____ DATA FOR PROCESSING

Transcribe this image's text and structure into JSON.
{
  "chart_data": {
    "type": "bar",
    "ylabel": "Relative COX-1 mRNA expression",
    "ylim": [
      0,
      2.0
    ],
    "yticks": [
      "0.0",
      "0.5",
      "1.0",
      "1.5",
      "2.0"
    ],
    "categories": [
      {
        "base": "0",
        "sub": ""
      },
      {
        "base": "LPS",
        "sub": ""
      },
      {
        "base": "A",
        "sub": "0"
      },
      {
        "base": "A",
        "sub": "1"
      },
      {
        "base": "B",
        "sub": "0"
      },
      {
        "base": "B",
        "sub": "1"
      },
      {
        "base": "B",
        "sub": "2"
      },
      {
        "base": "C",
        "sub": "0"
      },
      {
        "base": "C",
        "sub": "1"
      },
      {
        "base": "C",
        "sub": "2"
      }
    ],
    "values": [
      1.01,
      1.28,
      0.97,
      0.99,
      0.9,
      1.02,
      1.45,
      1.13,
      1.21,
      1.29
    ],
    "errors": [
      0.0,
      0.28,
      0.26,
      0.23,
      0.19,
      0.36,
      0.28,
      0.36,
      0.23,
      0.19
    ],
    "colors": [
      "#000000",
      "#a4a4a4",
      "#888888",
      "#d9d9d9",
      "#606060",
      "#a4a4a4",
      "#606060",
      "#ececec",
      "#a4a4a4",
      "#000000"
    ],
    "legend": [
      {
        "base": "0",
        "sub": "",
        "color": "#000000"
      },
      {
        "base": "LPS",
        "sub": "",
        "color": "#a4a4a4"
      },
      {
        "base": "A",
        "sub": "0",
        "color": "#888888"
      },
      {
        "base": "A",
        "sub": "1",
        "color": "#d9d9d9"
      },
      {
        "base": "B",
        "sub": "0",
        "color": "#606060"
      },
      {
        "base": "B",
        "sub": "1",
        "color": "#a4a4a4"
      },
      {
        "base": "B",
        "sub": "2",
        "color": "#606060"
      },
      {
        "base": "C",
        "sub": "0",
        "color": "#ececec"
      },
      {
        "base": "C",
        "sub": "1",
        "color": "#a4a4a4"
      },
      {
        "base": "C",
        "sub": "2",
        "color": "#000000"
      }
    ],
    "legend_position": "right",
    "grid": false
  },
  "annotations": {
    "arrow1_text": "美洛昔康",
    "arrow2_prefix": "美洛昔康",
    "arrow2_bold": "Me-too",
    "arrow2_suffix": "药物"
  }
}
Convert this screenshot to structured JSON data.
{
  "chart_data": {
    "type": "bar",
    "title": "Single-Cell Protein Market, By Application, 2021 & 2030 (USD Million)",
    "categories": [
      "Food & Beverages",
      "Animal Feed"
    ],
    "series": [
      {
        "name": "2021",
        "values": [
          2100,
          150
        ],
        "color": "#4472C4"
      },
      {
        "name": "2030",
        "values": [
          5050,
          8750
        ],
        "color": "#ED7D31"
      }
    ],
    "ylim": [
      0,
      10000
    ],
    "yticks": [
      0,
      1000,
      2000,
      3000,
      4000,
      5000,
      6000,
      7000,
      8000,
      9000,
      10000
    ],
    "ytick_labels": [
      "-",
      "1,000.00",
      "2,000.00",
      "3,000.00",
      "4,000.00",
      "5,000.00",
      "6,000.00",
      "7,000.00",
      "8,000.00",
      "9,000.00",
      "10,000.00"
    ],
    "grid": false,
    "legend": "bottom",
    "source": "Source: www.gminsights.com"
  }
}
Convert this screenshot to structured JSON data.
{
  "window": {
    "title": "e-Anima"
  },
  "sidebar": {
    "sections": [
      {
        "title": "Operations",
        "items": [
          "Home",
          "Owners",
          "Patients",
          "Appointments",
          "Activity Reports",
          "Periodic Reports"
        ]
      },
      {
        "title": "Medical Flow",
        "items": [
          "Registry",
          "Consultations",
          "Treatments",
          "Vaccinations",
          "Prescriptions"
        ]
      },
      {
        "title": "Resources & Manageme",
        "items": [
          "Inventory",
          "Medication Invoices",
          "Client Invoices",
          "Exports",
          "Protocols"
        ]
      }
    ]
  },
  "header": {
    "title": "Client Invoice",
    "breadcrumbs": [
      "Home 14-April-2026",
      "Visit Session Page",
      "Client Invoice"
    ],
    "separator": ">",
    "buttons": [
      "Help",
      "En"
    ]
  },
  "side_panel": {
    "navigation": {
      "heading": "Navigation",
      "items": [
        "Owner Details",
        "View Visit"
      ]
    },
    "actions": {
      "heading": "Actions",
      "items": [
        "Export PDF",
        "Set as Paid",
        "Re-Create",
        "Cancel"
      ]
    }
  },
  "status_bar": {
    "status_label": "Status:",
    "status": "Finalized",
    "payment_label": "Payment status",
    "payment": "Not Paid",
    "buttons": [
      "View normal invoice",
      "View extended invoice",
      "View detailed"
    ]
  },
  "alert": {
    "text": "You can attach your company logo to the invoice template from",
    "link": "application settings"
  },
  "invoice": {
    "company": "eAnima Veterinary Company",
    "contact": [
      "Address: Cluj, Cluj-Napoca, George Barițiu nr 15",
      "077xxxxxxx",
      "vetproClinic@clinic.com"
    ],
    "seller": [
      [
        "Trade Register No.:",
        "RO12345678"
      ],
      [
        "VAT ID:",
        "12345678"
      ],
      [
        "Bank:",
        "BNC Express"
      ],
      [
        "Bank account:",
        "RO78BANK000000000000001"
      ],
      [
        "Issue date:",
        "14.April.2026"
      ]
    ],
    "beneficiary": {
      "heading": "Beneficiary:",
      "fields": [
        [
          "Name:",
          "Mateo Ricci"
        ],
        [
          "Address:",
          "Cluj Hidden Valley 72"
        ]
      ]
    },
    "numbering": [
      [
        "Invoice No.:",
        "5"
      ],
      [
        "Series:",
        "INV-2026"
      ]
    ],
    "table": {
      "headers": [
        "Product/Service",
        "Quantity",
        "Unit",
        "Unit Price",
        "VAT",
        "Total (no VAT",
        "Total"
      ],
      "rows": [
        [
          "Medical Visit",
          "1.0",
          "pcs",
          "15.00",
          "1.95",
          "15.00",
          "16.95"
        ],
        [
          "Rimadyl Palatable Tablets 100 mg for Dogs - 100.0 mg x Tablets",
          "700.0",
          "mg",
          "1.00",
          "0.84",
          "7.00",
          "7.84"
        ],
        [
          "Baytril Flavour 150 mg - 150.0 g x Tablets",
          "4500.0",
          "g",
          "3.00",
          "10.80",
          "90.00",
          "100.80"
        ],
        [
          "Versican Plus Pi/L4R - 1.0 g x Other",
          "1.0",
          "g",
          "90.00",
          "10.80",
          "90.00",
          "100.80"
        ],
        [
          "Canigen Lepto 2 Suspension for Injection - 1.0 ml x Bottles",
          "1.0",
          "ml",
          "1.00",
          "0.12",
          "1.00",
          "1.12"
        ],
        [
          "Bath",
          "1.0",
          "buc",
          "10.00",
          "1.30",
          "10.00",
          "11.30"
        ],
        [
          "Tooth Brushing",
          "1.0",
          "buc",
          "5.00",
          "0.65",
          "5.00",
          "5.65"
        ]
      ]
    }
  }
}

________

● EXERCISE BRIEF: Once more, give all the records exactly as they were written.

● ANSWER TO THIS EXERCISE:
Transcribe this image's text and structure into JSON.
{
  "chart_data": {
    "type": "bar",
    "ylabel": "Relative COX-1 mRNA expression",
    "ylim": [
      0,
      2.0
    ],
    "yticks": [
      "0.0",
      "0.5",
      "1.0",
      "1.5",
      "2.0"
    ],
    "categories": [
      {
        "base": "0",
        "sub": ""
      },
      {
        "base": "LPS",
        "sub": ""
      },
      {
        "base": "A",
        "sub": "0"
      },
      {
        "base": "A",
        "sub": "1"
      },
      {
        "base": "B",
        "sub": "0"
      },
      {
        "base": "B",
        "sub": "1"
      },
      {
        "base": "B",
        "sub": "2"
      },
      {
        "base": "C",
        "sub": "0"
      },
      {
        "base": "C",
        "sub": "1"
      },
      {
        "base": "C",
        "sub": "2"
      }
    ],
    "values": [
      1.01,
      1.28,
      0.97,
      0.99,
      0.9,
      1.02,
      1.45,
      1.13,
      1.21,
      1.29
    ],
    "errors": [
      0.0,
      0.28,
      0.26,
      0.23,
      0.19,
      0.36,
      0.28,
      0.36,
      0.23,
      0.19
    ],
    "colors": [
      "#000000",
      "#a4a4a4",
      "#888888",
      "#d9d9d9",
      "#606060",
      "#a4a4a4",
      "#606060",
      "#ececec",
      "#a4a4a4",
      "#000000"
    ],
    "legend": [
      {
        "base": "0",
        "sub": "",
        "color": "#000000"
      },
      {
        "base": "LPS",
        "sub": "",
        "color": "#a4a4a4"
      },
      {
        "base": "A",
        "sub": "0",
        "color": "#888888"
      },
      {
        "base": "A",
        "sub": "1",
        "color": "#d9d9d9"
      },
      {
        "base": "B",
        "sub": "0",
        "color": "#606060"
      },
      {
        "base": "B",
        "sub": "1",
        "color": "#a4a4a4"
      },
      {
        "base": "B",
        "sub": "2",
        "color": "#606060"
      },
      {
        "base": "C",
        "sub": "0",
        "color": "#ececec"
      },
      {
        "base": "C",
        "sub": "1",
        "color": "#a4a4a4"
      },
      {
        "base": "C",
        "sub": "2",
        "color": "#000000"
      }
    ],
    "legend_position": "right",
    "grid": false
  },
  "annotations": {
    "arrow1_text": "美洛昔康",
    "arrow2_prefix": "美洛昔康",
    "arrow2_bold": "Me-too",
    "arrow2_suffix": "药物"
  }
}
Convert this screenshot to structured JSON data.
{
  "chart_data": {
    "type": "bar",
    "title": "Single-Cell Protein Market, By Application, 2021 & 2030 (USD Million)",
    "categories": [
      "Food & Beverages",
      "Animal Feed"
    ],
    "series": [
      {
        "name": "2021",
        "values": [
          2100,
          150
        ],
        "color": "#4472C4"
      },
      {
        "name": "2030",
        "values": [
          5050,
          8750
        ],
        "color": "#ED7D31"
      }
    ],
    "ylim": [
      0,
      10000
    ],
    "yticks": [
      0,
      1000,
      2000,
      3000,
      4000,
      5000,
      6000,
      7000,
      8000,
      9000,
      10000
    ],
    "ytick_labels": [
      "-",
      "1,000.00",
      "2,000.00",
      "3,000.00",
      "4,000.00",
      "5,000.00",
      "6,000.00",
      "7,000.00",
      "8,000.00",
      "9,000.00",
      "10,000.00"
    ],
    "grid": false,
    "legend": "bottom",
    "source": "Source: www.gminsights.com"
  }
}
Convert this screenshot to structured JSON data.
{
  "window": {
    "title": "e-Anima"
  },
  "sidebar": {
    "sections": [
      {
        "title": "Operations",
        "items": [
          "Home",
          "Owners",
          "Patients",
          "Appointments",
          "Activity Reports",
          "Periodic Reports"
        ]
      },
      {
        "title": "Medical Flow",
        "items": [
          "Registry",
          "Consultations",
          "Treatments",
          "Vaccinations",
          "Prescriptions"
        ]
      },
      {
        "title": "Resources & Manageme",
        "items": [
          "Inventory",
          "Medication Invoices",
          "Client Invoices",
          "Exports",
          "Protocols"
        ]
      }
    ]
  },
  "header": {
    "title": "Client Invoice",
    "breadcrumbs": [
      "Home 14-April-2026",
      "Visit Session Page",
      "Client Invoice"
    ],
    "separator": ">",
    "buttons": [
      "Help",
      "En"
    ]
  },
  "side_panel": {
    "navigation": {
      "heading": "Navigation",
      "items": [
        "Owner Details",
        "View Visit"
      ]
    },
    "actions": {
      "heading": "Actions",
      "items": [
        "Export PDF",
        "Set as Paid",
        "Re-Create",
        "Cancel"
      ]
    }
  },
  "status_bar": {
    "status_label": "Status:",
    "status": "Finalized",
    "payment_label": "Payment status",
    "payment": "Not Paid",
    "buttons": [
      "View normal invoice",
      "View extended invoice",
      "View detailed"
    ]
  },
  "alert": {
    "text": "You can attach your company logo to the invoice template from",
    "link": "application settings"
  },
  "invoice": {
    "company": "eAnima Veterinary Company",
    "contact": [
      "Address: Cluj, Cluj-Napoca, George Barițiu nr 15",
      "077xxxxxxx",
      "vetproClinic@clinic.com"
    ],
    "seller": [
      [
        "Trade Register No.:",
        "RO12345678"
      ],
      [
        "VAT ID:",
        "12345678"
      ],
      [
        "Bank:",
        "BNC Express"
      ],
      [
        "Bank account:",
        "RO78BANK000000000000001"
      ],
      [
        "Issue date:",
        "14.April.2026"
      ]
    ],
    "beneficiary": {
      "heading": "Beneficiary:",
      "fields": [
        [
          "Name:",
          "Mateo Ricci"
        ],
        [
          "Address:",
          "Cluj Hidden Valley 72"
        ]
      ]
    },
    "numbering": [
      [
        "Invoice No.:",
        "5"
      ],
      [
        "Series:",
        "INV-2026"
      ]
    ],
    "table": {
      "headers": [
        "Product/Service",
        "Quantity",
        "Unit",
        "Unit Price",
        "VAT",
        "Total (no VAT",
        "Total"
      ],
      "rows": [
        [
          "Medical Visit",
          "1.0",
          "pcs",
          "15.00",
          "1.95",
          "15.00",
          "16.95"
        ],
        [
          "Rimadyl Palatable Tablets 100 mg for Dogs - 100.0 mg x Tablets",
          "700.0",
          "mg",
          "1.00",
          "0.84",
          "7.00",
          "7.84"
        ],
        [
          "Baytril Flavour 150 mg - 150.0 g x Tablets",
          "4500.0",
          "g",
          "3.00",
          "10.80",
          "90.00",
          "100.80"
        ],
        [
          "Versican Plus Pi/L4R - 1.0 g x Other",
          "1.0",
          "g",
          "90.00",
          "10.80",
          "90.00",
          "100.80"
        ],
        [
          "Canigen Lepto 2 Suspension for Injection - 1.0 ml x Bottles",
          "1.0",
          "ml",
          "1.00",
          "0.12",
          "1.00",
          "1.12"
        ],
        [
          "Bath",
          "1.0",
          "buc",
          "10.00",
          "1.30",
          "10.00",
          "11.30"
        ],
        [
          "Tooth Brushing",
          "1.0",
          "buc",
          "5.00",
          "0.65",
          "5.00",
          "5.65"
        ]
      ]
    }
  }
}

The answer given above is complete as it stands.